## GOAL
Scan the records below for lines with the word "this", then state how many you find and nothing else.

## DATA FOR PROCESSING
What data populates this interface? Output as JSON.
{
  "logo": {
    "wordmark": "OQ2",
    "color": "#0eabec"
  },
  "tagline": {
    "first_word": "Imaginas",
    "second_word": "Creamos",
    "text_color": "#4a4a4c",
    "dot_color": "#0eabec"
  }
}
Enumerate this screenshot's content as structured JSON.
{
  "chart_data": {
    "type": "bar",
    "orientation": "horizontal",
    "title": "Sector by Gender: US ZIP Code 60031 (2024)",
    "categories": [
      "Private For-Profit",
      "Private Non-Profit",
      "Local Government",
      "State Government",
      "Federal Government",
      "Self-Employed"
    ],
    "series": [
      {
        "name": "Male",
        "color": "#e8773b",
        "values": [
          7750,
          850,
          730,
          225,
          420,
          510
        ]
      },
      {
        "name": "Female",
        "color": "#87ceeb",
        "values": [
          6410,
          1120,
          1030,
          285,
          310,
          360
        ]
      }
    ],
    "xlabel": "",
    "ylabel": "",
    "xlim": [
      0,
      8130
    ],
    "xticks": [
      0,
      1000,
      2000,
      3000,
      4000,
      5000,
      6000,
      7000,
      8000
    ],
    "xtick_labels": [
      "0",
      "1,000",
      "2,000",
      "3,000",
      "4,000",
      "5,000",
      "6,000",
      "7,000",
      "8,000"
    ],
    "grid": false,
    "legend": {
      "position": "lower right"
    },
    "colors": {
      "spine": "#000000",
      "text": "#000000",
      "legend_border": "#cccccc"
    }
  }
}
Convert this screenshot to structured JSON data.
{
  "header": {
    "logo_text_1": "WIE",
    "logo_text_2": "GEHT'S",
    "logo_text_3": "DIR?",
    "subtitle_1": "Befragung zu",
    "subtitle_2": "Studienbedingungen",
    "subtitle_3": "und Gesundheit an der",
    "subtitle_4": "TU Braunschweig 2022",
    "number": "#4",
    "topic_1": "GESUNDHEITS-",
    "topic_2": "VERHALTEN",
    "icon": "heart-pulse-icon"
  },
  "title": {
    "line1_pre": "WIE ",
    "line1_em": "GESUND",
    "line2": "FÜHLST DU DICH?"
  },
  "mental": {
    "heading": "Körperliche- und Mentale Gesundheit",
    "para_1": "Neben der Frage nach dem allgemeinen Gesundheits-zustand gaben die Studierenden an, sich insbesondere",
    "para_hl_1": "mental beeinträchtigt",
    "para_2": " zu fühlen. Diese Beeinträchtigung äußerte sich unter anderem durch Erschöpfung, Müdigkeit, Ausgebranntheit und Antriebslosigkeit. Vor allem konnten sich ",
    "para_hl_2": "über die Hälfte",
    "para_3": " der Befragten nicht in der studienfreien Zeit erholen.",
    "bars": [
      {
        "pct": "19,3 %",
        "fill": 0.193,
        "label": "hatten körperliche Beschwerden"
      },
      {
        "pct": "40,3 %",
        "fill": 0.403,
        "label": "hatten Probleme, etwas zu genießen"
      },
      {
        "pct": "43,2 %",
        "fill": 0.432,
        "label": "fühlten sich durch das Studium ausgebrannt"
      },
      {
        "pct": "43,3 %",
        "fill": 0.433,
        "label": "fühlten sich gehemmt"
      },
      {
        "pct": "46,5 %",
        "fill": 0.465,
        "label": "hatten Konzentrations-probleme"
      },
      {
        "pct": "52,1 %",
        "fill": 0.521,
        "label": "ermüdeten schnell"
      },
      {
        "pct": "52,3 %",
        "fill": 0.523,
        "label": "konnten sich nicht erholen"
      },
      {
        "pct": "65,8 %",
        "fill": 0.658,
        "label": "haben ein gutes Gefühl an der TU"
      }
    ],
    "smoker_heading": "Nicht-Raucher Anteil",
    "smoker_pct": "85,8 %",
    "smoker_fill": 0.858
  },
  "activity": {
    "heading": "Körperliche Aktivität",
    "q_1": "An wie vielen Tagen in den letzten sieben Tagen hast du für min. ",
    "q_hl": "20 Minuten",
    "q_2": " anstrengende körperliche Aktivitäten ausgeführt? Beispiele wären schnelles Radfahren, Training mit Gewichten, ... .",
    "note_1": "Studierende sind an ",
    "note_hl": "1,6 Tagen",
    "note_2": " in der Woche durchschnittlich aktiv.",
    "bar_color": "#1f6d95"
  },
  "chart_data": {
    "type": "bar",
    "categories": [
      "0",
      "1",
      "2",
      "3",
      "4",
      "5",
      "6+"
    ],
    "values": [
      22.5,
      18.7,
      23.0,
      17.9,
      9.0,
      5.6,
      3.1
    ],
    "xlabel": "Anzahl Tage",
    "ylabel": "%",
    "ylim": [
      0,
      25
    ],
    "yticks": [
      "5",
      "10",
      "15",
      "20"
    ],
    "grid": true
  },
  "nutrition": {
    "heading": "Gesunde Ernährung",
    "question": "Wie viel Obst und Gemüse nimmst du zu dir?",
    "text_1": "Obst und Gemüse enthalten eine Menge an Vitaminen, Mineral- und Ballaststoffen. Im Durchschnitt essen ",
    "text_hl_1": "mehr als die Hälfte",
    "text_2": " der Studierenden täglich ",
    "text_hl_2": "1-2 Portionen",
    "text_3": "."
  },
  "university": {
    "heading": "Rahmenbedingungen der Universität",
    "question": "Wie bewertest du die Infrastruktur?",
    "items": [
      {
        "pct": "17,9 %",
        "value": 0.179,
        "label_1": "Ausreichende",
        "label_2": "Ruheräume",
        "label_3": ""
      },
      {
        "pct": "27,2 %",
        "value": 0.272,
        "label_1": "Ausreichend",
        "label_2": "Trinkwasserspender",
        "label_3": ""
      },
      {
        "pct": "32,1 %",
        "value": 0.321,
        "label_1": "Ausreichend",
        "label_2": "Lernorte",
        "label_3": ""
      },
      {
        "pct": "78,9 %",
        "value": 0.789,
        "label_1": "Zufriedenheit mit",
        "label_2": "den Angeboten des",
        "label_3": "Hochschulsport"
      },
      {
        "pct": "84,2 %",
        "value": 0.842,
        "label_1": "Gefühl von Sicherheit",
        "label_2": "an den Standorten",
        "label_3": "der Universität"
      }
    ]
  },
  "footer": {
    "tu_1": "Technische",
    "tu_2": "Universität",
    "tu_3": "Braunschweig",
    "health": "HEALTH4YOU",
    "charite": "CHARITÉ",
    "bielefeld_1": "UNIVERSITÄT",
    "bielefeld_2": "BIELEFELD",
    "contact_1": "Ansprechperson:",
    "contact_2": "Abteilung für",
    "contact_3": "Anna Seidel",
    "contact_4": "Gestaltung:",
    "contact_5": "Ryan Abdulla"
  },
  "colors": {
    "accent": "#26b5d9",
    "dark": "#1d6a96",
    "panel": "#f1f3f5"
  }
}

## REPLY
3